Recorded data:
----------------

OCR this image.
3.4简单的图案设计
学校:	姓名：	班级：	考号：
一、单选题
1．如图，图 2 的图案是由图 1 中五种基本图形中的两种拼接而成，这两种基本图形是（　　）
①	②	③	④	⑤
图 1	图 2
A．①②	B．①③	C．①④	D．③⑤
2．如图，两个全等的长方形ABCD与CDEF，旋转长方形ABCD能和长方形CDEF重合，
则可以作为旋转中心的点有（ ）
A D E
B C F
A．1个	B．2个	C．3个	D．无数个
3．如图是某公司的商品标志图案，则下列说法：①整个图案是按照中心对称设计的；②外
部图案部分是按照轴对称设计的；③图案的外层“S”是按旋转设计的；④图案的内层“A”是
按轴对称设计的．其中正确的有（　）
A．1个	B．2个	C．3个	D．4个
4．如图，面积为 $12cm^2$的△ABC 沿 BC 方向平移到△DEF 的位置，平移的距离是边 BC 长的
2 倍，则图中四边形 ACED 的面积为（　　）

----------------

All of the entries above must be quoted exactly.

Reply to the exercise |
OCR this image.
3.4简单的图案设计
学校:	姓名：	班级：	考号：
一、单选题
1．如图，图 2 的图案是由图 1 中五种基本图形中的两种拼接而成，这两种基本图形是（　　）
①	②	③	④	⑤
图 1	图 2
A．①②	B．①③	C．①④	D．③⑤
2．如图，两个全等的长方形ABCD与CDEF，旋转长方形ABCD能和长方形CDEF重合，
则可以作为旋转中心的点有（ ）
A D E
B C F
A．1个	B．2个	C．3个	D．无数个
3．如图是某公司的商品标志图案，则下列说法：①整个图案是按照中心对称设计的；②外
部图案部分是按照轴对称设计的；③图案的外层“S”是按旋转设计的；④图案的内层“A”是
按轴对称设计的．其中正确的有（　）
A．1个	B．2个	C．3个	D．4个
4．如图，面积为 $12cm^2$的△ABC 沿 BC 方向平移到△DEF 的位置，平移的距离是边 BC 长的
2 倍，则图中四边形 ACED 的面积为（　　）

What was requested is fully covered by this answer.